**Given records**

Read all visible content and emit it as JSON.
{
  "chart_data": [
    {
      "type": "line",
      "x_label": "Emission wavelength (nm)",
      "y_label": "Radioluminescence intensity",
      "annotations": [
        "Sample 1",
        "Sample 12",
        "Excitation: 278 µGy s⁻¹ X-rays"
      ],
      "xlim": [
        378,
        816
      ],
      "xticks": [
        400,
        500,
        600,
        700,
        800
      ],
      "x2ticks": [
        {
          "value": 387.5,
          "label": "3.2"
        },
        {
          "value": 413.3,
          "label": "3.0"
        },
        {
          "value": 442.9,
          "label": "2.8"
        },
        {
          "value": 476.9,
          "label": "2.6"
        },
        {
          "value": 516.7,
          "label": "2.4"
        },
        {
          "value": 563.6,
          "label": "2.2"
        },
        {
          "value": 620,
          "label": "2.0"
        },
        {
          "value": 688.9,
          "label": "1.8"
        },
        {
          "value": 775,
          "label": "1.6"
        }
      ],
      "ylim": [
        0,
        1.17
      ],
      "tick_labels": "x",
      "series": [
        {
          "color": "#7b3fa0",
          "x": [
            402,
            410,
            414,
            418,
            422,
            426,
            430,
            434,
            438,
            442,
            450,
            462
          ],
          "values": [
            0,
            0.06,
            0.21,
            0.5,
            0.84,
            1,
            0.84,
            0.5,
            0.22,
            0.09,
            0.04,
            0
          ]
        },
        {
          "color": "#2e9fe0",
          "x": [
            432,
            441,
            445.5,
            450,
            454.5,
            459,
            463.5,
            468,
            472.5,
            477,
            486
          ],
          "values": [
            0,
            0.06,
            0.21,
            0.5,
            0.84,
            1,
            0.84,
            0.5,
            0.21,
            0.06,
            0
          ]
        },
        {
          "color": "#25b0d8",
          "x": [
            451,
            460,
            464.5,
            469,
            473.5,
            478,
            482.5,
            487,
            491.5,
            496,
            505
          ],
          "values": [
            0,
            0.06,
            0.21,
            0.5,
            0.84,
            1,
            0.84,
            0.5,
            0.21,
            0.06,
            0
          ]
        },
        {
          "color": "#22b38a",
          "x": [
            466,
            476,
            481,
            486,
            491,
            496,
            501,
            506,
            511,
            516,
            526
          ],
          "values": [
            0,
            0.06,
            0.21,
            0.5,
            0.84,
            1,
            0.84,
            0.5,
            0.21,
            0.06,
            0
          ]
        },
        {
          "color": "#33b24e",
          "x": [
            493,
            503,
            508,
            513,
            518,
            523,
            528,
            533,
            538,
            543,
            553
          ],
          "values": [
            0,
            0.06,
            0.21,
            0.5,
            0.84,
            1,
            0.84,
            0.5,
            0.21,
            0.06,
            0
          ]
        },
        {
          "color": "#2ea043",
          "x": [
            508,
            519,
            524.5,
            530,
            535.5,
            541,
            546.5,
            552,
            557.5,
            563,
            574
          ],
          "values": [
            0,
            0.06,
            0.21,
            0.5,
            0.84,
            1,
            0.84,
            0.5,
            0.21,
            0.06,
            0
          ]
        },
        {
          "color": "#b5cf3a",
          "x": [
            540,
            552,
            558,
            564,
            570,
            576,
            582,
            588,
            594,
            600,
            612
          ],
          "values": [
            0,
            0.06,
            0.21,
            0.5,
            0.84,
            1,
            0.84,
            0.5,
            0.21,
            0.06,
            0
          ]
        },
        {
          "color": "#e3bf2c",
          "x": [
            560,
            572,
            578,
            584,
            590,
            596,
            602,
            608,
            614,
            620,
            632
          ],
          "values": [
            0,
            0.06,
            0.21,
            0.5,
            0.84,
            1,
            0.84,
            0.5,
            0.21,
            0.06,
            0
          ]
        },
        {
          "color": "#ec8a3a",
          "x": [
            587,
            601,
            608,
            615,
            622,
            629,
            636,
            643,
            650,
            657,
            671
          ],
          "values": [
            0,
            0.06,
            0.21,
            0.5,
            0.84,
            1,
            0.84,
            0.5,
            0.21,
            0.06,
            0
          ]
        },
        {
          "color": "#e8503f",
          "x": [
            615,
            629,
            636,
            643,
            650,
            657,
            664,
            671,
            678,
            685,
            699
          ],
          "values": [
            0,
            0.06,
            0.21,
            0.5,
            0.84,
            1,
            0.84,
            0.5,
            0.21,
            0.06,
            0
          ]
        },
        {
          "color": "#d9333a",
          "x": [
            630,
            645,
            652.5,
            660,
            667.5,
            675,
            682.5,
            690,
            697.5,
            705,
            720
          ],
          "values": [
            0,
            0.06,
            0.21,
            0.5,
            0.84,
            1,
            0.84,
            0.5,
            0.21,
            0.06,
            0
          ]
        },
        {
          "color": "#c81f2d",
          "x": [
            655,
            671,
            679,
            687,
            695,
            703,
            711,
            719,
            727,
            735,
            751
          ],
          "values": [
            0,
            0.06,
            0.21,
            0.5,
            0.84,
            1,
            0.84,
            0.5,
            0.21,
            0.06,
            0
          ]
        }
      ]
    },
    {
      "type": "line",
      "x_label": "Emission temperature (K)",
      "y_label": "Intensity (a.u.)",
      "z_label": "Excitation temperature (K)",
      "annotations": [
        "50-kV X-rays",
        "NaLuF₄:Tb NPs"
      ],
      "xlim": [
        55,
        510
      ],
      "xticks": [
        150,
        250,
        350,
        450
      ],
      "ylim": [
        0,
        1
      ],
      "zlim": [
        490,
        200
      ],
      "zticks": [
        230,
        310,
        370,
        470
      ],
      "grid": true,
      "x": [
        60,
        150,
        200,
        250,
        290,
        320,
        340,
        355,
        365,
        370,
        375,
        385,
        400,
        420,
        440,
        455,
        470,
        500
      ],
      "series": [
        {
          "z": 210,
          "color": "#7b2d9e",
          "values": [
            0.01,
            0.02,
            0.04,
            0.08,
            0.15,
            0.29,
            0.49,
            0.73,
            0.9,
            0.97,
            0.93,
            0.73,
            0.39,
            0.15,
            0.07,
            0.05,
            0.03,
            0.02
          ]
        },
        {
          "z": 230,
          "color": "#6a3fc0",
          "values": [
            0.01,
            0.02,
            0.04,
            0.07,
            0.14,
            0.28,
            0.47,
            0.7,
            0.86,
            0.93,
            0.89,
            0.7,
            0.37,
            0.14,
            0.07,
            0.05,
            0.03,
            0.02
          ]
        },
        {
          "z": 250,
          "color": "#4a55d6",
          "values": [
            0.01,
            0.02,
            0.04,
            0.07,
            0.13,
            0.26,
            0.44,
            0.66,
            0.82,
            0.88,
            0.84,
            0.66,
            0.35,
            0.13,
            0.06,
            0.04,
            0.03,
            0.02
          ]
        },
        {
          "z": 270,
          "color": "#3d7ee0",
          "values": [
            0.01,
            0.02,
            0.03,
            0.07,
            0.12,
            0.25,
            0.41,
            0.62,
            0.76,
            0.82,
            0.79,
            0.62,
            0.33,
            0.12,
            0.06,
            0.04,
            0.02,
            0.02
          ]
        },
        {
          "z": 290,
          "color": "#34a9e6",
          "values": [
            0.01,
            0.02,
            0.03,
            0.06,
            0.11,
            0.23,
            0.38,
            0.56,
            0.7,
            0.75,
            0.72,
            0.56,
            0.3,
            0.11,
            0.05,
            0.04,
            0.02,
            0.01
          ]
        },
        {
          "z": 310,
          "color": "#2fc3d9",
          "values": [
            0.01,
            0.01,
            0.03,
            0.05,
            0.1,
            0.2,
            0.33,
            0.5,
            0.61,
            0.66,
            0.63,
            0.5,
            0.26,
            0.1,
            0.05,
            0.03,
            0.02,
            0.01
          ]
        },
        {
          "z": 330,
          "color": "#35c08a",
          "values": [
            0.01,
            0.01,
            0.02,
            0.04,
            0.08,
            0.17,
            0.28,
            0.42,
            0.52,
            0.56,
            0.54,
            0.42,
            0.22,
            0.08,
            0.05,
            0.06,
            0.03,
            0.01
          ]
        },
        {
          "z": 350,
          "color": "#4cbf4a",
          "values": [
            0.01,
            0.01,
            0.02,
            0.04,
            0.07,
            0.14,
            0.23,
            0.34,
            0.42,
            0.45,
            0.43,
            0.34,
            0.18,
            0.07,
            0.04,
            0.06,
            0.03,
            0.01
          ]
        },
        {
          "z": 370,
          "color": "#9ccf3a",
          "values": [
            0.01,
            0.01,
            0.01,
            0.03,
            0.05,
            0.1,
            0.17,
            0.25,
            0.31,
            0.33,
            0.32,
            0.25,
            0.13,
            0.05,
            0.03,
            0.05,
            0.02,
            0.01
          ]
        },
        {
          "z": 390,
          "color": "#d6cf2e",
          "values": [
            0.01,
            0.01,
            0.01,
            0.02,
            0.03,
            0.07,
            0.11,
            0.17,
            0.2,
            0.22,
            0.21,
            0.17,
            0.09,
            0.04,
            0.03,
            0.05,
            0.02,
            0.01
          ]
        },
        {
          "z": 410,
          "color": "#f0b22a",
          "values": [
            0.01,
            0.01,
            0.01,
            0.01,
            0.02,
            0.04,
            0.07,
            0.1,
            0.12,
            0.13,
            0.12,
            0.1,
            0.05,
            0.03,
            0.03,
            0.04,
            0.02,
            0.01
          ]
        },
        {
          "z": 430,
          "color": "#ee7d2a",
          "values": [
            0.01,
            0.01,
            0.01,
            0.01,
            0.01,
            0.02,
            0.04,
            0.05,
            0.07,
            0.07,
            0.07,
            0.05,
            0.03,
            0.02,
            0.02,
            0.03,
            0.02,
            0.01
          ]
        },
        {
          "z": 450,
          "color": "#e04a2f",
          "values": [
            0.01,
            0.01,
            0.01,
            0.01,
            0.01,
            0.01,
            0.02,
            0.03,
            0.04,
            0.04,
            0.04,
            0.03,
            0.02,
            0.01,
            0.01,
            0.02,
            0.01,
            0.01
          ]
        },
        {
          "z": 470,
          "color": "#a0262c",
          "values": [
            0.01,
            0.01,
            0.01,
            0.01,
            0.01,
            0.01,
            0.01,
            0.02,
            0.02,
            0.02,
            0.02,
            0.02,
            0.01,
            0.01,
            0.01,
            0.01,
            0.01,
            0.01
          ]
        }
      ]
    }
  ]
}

**Work to do**
Answer with one number: how many lines in the listing hold "Emission".

**Solution to the exercise**
2